--- Data items ---

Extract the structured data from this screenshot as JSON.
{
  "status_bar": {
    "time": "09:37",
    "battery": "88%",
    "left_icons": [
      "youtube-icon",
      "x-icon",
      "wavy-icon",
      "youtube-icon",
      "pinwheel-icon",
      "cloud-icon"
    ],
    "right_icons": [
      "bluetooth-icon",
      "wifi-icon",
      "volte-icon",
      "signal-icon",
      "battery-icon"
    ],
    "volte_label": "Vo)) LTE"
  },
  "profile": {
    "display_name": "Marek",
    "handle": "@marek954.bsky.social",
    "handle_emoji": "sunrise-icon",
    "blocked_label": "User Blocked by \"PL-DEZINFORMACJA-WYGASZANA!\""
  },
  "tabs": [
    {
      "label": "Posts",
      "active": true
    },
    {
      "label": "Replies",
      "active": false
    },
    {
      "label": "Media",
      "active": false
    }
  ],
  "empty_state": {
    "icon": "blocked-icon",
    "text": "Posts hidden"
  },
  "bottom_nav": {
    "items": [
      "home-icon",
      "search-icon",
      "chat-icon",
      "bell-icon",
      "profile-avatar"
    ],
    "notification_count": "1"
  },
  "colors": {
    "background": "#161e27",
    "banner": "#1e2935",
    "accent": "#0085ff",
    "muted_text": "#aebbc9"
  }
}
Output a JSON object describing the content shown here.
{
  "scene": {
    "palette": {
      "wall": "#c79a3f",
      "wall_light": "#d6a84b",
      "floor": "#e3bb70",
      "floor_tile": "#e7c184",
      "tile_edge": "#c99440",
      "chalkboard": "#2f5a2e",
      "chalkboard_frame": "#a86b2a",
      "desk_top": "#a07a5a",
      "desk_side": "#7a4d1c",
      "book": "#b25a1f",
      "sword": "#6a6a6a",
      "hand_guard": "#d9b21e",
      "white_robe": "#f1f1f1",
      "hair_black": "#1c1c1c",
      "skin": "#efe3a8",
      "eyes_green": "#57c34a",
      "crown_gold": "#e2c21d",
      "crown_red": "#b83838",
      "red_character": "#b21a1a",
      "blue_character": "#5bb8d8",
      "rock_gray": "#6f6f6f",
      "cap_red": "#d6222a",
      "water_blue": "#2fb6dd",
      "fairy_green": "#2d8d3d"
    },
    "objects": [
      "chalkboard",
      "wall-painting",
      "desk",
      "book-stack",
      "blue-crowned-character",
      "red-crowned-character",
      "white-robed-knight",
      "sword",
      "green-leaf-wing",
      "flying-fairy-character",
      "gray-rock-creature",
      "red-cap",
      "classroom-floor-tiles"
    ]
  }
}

--- Exercise requirements ---
Repeat the records above exactly.

--- The result ---
Extract the structured data from this screenshot as JSON.
{
  "status_bar": {
    "time": "09:37",
    "battery": "88%",
    "left_icons": [
      "youtube-icon",
      "x-icon",
      "wavy-icon",
      "youtube-icon",
      "pinwheel-icon",
      "cloud-icon"
    ],
    "right_icons": [
      "bluetooth-icon",
      "wifi-icon",
      "volte-icon",
      "signal-icon",
      "battery-icon"
    ],
    "volte_label": "Vo)) LTE"
  },
  "profile": {
    "display_name": "Marek",
    "handle": "@marek954.bsky.social",
    "handle_emoji": "sunrise-icon",
    "blocked_label": "User Blocked by \"PL-DEZINFORMACJA-WYGASZANA!\""
  },
  "tabs": [
    {
      "label": "Posts",
      "active": true
    },
    {
      "label": "Replies",
      "active": false
    },
    {
      "label": "Media",
      "active": false
    }
  ],
  "empty_state": {
    "icon": "blocked-icon",
    "text": "Posts hidden"
  },
  "bottom_nav": {
    "items": [
      "home-icon",
      "search-icon",
      "chat-icon",
      "bell-icon",
      "profile-avatar"
    ],
    "notification_count": "1"
  },
  "colors": {
    "background": "#161e27",
    "banner": "#1e2935",
    "accent": "#0085ff",
    "muted_text": "#aebbc9"
  }
}
Output a JSON object describing the content shown here.
{
  "scene": {
    "palette": {
      "wall": "#c79a3f",
      "wall_light": "#d6a84b",
      "floor": "#e3bb70",
      "floor_tile": "#e7c184",
      "tile_edge": "#c99440",
      "chalkboard": "#2f5a2e",
      "chalkboard_frame": "#a86b2a",
      "desk_top": "#a07a5a",
      "desk_side": "#7a4d1c",
      "book": "#b25a1f",
      "sword": "#6a6a6a",
      "hand_guard": "#d9b21e",
      "white_robe": "#f1f1f1",
      "hair_black": "#1c1c1c",
      "skin": "#efe3a8",
      "eyes_green": "#57c34a",
      "crown_gold": "#e2c21d",
      "crown_red": "#b83838",
      "red_character": "#b21a1a",
      "blue_character": "#5bb8d8",
      "rock_gray": "#6f6f6f",
      "cap_red": "#d6222a",
      "water_blue": "#2fb6dd",
      "fairy_green": "#2d8d3d"
    },
    "objects": [
      "chalkboard",
      "wall-painting",
      "desk",
      "book-stack",
      "blue-crowned-character",
      "red-crowned-character",
      "white-robed-knight",
      "sword",
      "green-leaf-wing",
      "flying-fairy-character",
      "gray-rock-creature",
      "red-cap",
      "classroom-floor-tiles"
    ]
  }
}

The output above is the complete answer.